◆ What the task asks: Collect each line of the entries that holds the string "kibbutz".

(Saved entries)

+++++

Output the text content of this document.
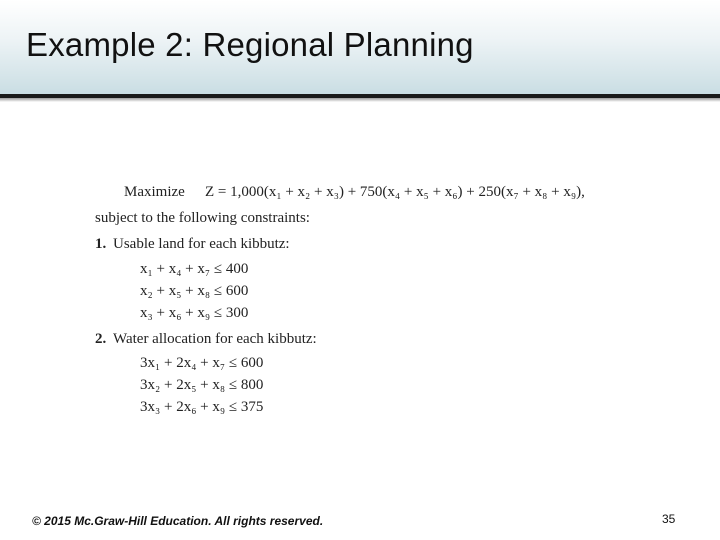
Example 2: Regional Planning
Maximize Z = 1,000(x₁ + x₂ + x₃) + 750(x₄ + x₅ + x₆) + 250(x₇ + x₈ + x₉),
subject to the following constraints:
1. Usable land for each kibbutz:
x₁ + x₄ + x₇ ≤ 400
x₂ + x₅ + x₈ ≤ 600
x₃ + x₆ + x₉ ≤ 300
2. Water allocation for each kibbutz:
3x₁ + 2x₄ + x₇ ≤ 600
3x₂ + 2x₅ + x₈ ≤ 800
3x₃ + 2x₆ + x₉ ≤ 375
© 2015 Mc.Graw-Hill Education. All rights reserved.	35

+++++

◆ Finished answer:
1. Usable land for each kibbutz:
2. Water allocation for each kibbutz:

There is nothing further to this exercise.